***** Input rows

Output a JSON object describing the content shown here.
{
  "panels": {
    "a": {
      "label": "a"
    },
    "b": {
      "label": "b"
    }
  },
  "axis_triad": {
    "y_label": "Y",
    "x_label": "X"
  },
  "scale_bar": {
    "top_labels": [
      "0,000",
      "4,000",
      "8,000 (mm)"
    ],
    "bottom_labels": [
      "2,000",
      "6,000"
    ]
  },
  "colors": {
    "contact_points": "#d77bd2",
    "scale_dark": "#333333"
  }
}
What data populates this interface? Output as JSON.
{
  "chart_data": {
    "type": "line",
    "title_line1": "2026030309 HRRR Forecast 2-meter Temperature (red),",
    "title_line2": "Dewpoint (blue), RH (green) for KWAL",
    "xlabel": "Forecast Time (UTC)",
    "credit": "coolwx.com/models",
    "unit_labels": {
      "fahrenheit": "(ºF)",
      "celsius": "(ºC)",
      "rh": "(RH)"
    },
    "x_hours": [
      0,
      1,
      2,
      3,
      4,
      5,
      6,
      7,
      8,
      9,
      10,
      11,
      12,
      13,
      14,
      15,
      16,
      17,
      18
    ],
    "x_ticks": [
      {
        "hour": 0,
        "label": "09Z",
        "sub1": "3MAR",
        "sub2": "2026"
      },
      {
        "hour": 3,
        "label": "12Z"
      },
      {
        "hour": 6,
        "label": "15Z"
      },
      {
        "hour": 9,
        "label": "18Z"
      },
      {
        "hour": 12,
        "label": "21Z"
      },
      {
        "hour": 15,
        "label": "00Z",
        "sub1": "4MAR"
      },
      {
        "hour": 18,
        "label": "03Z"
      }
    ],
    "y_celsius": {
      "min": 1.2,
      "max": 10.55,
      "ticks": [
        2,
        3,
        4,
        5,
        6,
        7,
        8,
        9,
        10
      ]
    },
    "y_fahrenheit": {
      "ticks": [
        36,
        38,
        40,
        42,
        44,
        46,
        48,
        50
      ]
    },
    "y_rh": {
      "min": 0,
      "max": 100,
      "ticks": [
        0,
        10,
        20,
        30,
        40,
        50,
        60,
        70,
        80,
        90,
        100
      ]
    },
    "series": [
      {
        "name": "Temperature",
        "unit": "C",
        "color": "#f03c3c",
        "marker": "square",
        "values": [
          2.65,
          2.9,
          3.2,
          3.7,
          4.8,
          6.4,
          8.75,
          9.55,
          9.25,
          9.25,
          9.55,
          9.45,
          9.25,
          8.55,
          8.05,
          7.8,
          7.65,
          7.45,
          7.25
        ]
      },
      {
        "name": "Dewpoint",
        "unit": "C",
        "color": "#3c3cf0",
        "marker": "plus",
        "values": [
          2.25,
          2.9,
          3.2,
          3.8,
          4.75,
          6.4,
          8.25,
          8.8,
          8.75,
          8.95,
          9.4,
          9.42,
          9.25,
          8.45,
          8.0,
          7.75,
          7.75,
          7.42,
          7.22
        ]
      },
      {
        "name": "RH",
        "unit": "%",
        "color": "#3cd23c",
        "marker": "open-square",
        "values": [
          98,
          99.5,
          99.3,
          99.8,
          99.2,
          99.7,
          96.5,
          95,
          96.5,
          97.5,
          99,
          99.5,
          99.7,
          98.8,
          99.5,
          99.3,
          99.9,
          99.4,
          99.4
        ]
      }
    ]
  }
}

**********

What to produce. Search the material above for "Dewpoint". Pull out each line where it shows up.

Full solution.
    "title_line2": "Dewpoint (blue), RH (green) for KWAL",
        "name": "Dewpoint",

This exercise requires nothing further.